- [Instruction] Every entry that follows should be reproduced exactly.

##### Information supplied

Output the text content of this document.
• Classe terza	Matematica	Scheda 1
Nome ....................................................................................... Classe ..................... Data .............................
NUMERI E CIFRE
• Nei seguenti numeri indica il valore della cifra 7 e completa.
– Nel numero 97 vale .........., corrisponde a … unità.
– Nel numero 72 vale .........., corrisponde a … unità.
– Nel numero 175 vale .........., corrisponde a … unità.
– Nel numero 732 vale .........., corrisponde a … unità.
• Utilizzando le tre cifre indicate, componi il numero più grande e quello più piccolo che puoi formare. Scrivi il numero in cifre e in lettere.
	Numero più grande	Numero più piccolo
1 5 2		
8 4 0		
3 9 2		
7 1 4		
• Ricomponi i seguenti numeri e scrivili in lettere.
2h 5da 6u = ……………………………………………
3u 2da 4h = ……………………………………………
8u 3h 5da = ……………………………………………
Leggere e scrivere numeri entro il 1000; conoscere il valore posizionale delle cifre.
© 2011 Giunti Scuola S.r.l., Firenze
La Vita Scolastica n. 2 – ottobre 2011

##########

- [Finished exercise]
Output the text content of this document.
• Classe terza	Matematica	Scheda 1
Nome ....................................................................................... Classe ..................... Data .............................
NUMERI E CIFRE
• Nei seguenti numeri indica il valore della cifra 7 e completa.
– Nel numero 97 vale .........., corrisponde a … unità.
– Nel numero 72 vale .........., corrisponde a … unità.
– Nel numero 175 vale .........., corrisponde a … unità.
– Nel numero 732 vale .........., corrisponde a … unità.
• Utilizzando le tre cifre indicate, componi il numero più grande e quello più piccolo che puoi formare. Scrivi il numero in cifre e in lettere.
	Numero più grande	Numero più piccolo
1 5 2		
8 4 0		
3 9 2		
7 1 4		
• Ricomponi i seguenti numeri e scrivili in lettere.
2h 5da 6u = ……………………………………………
3u 2da 4h = ……………………………………………
8u 3h 5da = ……………………………………………
Leggere e scrivere numeri entro il 1000; conoscere il valore posizionale delle cifre.
© 2011 Giunti Scuola S.r.l., Firenze
La Vita Scolastica n. 2 – ottobre 2011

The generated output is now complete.